═══ Text excerpt ═══

On the offensive side of the ball, tackle Halapoulivaati Vaitai signed a 5 year deal worth 50 million dollars as the Lions attempt to finally figure out their long suffering rushing attack. Only 3 times since the retirement of Barry Sanders has a Detroit rusher gone over 1000 yards, and it hasn’t happened since Reggie Bush posted 1006 yards in 2013. For that to change this year, the coaching staff will need to figure out which of their options they like best. They drafted D’Andre Swift out of Georgia in the 2nd round this year, but Kerryon Johnson is still in place as the incumbent starter. Johnson showed promise in 2018 by averaging 5.4 yards per carry as a rookie, but last year injuries slowed him down. When he was on the field, his average fell to 3.6 yards per carry.

If things fall the way they are planned for the Lions offense this year, they will get 16 games from Stafford, his connection with Golladay will take the next step, and Swift will emerge as the star in the backfield the team covets. Stafford’s yardage total prop, according to BetMGM Sportsbook, is set at 4,150.5 at -110 in either direction. Last year he was on pace for just under 5000 yards before he went down with his injury and from 2011 to 2017, he surpassed at least 4200 yards every year. However, he only went for 3777 yards in 2018 when he did play a full 16 games. That said, this number is basically asking if you think he’ll be healthy all year.

If he is, with Golladay entrenched as a true number 1 threat, he should go over the mark. Despite his reputation for being somewhat brittle, last year was the first time Stafford missed a start since 2010. Stafford’s MVP odds sit at 50-1, right alongside QB’s like Kirk Cousins, Matt Ryan and Josh Allen. I don’t feel there’s value in that number seeing as those other signal callers all play for teams expected to be better than Detroit.

Golladay is primed for an even bigger year. As mentioned, he topped 1100 yards last year and led the league in receiving touchdowns despite having 2 backup quarterbacks throwing to him for half the year. You can bet the over/under 1000.5 receiving yards at -110, which seems like a layup. The one thing to consider with Golladay is volume. He only caught 65 passes last year, which is a low number for a 1000 yard receiver. But if Stafford plays the full year, that number should rise and Golladay should be a cinch to go over. You can also get Golladay repeating as the league’s touchdown reception leader at +1800. It’s not a bad bet if Stafford plays 16 games. The Lions will be behind a lot and, therefore, throwing a lot.

═══ Stored data ═══

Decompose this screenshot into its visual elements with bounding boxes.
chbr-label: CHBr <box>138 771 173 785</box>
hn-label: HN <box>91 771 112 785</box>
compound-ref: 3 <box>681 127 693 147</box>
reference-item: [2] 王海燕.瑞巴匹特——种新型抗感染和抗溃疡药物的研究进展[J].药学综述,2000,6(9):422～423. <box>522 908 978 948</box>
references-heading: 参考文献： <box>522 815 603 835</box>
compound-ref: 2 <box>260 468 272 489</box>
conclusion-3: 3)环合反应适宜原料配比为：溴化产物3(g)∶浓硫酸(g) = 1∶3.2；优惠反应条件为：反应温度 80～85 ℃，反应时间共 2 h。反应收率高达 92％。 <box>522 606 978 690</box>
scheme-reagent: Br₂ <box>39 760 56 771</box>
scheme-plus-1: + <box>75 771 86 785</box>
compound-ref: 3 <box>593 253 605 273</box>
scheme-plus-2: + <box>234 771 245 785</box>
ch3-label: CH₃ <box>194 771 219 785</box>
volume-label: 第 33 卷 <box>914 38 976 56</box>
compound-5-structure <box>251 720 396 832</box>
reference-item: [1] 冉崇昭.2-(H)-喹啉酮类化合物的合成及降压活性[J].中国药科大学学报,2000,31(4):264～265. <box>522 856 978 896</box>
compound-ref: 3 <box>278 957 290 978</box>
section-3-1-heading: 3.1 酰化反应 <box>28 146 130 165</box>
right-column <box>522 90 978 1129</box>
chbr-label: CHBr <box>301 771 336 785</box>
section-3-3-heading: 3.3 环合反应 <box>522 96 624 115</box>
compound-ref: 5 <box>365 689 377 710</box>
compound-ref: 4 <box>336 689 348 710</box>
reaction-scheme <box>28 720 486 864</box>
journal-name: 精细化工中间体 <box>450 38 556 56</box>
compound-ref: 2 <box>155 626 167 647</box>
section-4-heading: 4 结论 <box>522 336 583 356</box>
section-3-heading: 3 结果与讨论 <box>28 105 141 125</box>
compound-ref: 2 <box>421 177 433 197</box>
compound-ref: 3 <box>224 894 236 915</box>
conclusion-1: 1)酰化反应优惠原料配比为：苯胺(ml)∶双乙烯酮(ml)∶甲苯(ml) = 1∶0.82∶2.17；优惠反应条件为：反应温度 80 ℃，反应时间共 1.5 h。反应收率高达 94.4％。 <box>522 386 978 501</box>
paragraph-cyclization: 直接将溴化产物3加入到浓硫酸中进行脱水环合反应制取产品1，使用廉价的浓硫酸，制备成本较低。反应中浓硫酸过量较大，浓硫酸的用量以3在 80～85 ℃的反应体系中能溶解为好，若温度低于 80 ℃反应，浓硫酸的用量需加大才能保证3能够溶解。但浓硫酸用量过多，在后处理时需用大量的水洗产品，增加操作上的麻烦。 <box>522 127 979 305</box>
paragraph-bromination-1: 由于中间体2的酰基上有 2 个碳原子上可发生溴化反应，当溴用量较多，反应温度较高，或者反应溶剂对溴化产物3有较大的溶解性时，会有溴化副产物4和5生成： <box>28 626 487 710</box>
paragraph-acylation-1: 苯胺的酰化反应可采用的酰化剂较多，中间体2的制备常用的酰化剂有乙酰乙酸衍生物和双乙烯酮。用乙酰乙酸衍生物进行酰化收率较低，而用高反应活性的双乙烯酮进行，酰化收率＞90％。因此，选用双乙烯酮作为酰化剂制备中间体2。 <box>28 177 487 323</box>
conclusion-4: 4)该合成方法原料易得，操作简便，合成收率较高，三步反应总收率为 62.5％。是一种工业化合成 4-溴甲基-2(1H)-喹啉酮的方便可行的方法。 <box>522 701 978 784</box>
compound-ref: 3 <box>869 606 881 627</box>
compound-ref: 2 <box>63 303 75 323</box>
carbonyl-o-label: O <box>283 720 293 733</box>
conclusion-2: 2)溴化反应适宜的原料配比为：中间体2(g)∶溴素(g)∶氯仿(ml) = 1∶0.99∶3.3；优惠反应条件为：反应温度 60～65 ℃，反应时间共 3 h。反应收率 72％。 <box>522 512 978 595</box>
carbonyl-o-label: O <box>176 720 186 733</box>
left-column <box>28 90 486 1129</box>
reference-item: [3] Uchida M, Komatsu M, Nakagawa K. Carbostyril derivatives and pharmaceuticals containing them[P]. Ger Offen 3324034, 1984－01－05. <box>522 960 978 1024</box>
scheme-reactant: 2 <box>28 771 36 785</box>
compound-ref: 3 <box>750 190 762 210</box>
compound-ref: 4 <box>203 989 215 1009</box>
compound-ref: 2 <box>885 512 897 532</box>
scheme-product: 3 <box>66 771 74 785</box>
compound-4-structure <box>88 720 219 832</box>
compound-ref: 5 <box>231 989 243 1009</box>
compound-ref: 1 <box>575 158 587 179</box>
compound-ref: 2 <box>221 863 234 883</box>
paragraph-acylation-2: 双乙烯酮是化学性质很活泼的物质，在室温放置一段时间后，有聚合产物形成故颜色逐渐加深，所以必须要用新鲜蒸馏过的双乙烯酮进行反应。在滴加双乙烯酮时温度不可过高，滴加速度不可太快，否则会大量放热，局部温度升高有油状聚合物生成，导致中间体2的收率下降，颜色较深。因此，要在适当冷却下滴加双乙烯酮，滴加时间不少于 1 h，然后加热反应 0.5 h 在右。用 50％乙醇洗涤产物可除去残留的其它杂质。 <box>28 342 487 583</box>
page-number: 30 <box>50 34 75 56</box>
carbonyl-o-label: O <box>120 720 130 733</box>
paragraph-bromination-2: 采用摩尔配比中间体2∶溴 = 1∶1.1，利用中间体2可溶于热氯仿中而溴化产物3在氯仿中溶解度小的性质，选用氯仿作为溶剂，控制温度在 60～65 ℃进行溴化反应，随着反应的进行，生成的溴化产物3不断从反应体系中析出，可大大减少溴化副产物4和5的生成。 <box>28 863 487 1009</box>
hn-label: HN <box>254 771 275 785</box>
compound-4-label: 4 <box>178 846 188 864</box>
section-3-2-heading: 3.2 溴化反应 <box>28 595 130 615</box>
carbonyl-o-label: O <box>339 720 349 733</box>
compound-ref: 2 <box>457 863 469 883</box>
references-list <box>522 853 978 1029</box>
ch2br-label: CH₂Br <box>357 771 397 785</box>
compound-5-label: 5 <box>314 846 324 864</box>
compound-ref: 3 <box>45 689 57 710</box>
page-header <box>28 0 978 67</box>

═══

What to work on >> Extract the passage from the Lions offense text from "If things fall" to "healthy all year.", copying it word for word.

Written response >>
If things fall the way they are planned for the Lions offense this year, they will get 16 games from Stafford, his connection with Golladay will take the next step, and Swift will emerge as the star in the backfield the team covets. Stafford’s yardage total prop, according to BetMGM Sportsbook, is set at 4,150.5 at -110 in either direction. Last year he was on pace for just under 5000 yards before he went down with his injury and from 2011 to 2017, he surpassed at least 4200 yards every year. However, he only went for 3777 yards in 2018 when he did play a full 16 games. That said, this number is basically asking if you think he’ll be healthy all year.